* [Brief] Give these lines again with "legend-swatch" replaced by "color-swatch" everywhere and everything else unchanged. Leave the picture out.

* [Stored rows]
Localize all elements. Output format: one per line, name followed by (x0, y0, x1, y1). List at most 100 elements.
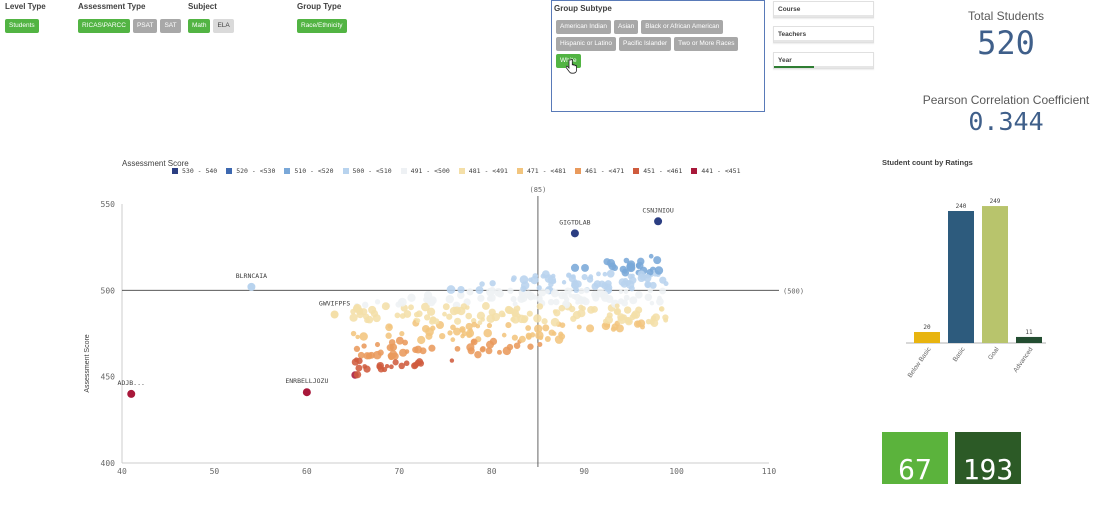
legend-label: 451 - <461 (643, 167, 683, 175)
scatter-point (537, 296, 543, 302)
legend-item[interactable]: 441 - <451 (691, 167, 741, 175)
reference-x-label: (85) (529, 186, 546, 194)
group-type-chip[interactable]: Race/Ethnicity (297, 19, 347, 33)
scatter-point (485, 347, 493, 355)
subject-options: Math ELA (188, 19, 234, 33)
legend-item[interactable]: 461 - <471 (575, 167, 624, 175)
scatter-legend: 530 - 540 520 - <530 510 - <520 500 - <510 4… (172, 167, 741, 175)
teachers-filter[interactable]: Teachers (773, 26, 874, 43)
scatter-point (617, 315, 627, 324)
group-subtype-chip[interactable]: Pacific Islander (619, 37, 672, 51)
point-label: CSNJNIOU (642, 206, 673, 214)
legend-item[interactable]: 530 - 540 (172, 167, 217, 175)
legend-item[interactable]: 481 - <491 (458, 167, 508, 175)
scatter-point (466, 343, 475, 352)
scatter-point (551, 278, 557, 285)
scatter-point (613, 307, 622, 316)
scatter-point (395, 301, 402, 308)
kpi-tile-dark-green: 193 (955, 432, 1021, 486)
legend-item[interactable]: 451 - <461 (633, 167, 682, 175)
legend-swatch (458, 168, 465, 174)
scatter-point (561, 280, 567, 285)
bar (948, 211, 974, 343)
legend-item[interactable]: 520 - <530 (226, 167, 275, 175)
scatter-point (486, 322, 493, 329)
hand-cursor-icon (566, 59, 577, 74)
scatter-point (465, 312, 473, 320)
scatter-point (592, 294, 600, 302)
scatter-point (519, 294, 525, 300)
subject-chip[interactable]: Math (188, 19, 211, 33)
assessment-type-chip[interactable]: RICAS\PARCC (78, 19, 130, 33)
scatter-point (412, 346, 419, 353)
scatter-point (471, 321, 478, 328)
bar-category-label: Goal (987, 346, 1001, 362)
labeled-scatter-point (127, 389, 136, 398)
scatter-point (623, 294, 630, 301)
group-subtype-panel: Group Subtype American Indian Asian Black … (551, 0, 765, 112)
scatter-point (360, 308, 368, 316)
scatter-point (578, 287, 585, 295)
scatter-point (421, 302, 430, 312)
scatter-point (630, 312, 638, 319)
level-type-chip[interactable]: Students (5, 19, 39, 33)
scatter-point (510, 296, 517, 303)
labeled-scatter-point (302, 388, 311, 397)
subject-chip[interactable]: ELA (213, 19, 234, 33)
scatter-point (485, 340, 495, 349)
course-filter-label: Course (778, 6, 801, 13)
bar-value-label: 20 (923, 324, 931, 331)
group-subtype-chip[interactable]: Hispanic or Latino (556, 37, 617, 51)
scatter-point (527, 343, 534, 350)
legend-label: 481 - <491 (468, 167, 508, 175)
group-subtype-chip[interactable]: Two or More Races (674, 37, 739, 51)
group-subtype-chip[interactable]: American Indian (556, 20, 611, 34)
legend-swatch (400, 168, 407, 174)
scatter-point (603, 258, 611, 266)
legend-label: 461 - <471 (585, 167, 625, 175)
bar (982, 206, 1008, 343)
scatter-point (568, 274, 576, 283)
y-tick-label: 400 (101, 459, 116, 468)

* [Final answer]
Localize all elements. Output format: one per line, name followed by (x0, y0, x1, y1). List at most 100 elements.
legend-label: 451 - <461 (643, 167, 683, 175)
scatter-point (537, 296, 543, 302)
legend-item[interactable]: 441 - <451 (691, 167, 741, 175)
reference-x-label: (85) (529, 186, 546, 194)
group-type-chip[interactable]: Race/Ethnicity (297, 19, 347, 33)
scatter-point (485, 347, 493, 355)
subject-options: Math ELA (188, 19, 234, 33)
legend-item[interactable]: 461 - <471 (575, 167, 624, 175)
scatter-legend: 530 - 540 520 - <530 510 - <520 500 - <510 4… (172, 167, 741, 175)
teachers-filter[interactable]: Teachers (773, 26, 874, 43)
scatter-point (617, 315, 627, 324)
group-subtype-chip[interactable]: Pacific Islander (619, 37, 672, 51)
point-label: CSNJNIOU (642, 206, 673, 214)
legend-item[interactable]: 530 - 540 (172, 167, 217, 175)
legend-item[interactable]: 481 - <491 (458, 167, 508, 175)
scatter-point (466, 343, 475, 352)
scatter-point (551, 278, 557, 285)
scatter-point (613, 307, 622, 316)
scatter-point (395, 301, 402, 308)
kpi-tile-dark-green: 193 (955, 432, 1021, 486)
legend-item[interactable]: 451 - <461 (633, 167, 682, 175)
color-swatch (458, 168, 465, 174)
scatter-point (561, 280, 567, 285)
bar (948, 211, 974, 343)
legend-item[interactable]: 520 - <530 (226, 167, 275, 175)
scatter-point (486, 322, 493, 329)
hand-cursor-icon (566, 59, 577, 74)
scatter-point (465, 312, 473, 320)
scatter-point (592, 294, 600, 302)
scatter-point (519, 294, 525, 300)
subject-chip[interactable]: Math (188, 19, 211, 33)
assessment-type-chip[interactable]: RICAS\PARCC (78, 19, 130, 33)
scatter-point (412, 346, 419, 353)
scatter-point (471, 321, 478, 328)
bar-category-label: Goal (987, 346, 1001, 362)
labeled-scatter-point (127, 389, 136, 398)
scatter-point (623, 294, 630, 301)
group-subtype-panel: Group Subtype American Indian Asian Black … (551, 0, 765, 112)
scatter-point (360, 308, 368, 316)
scatter-point (578, 287, 585, 295)
scatter-point (421, 302, 430, 312)
scatter-point (630, 312, 638, 319)
level-type-chip[interactable]: Students (5, 19, 39, 33)
scatter-point (510, 296, 517, 303)
labeled-scatter-point (302, 388, 311, 397)
subject-chip[interactable]: ELA (213, 19, 234, 33)
scatter-point (485, 340, 495, 349)
course-filter-label: Course (778, 6, 801, 13)
bar-value-label: 20 (923, 324, 931, 331)
group-subtype-chip[interactable]: Hispanic or Latino (556, 37, 617, 51)
scatter-point (527, 343, 534, 350)
legend-label: 481 - <491 (468, 167, 508, 175)
group-subtype-chip[interactable]: Two or More Races (674, 37, 739, 51)
group-subtype-chip[interactable]: American Indian (556, 20, 611, 34)
color-swatch (400, 168, 407, 174)
scatter-point (603, 258, 611, 266)
legend-label: 461 - <471 (585, 167, 625, 175)
bar (982, 206, 1008, 343)
scatter-point (568, 274, 576, 283)
y-tick-label: 400 (101, 459, 116, 468)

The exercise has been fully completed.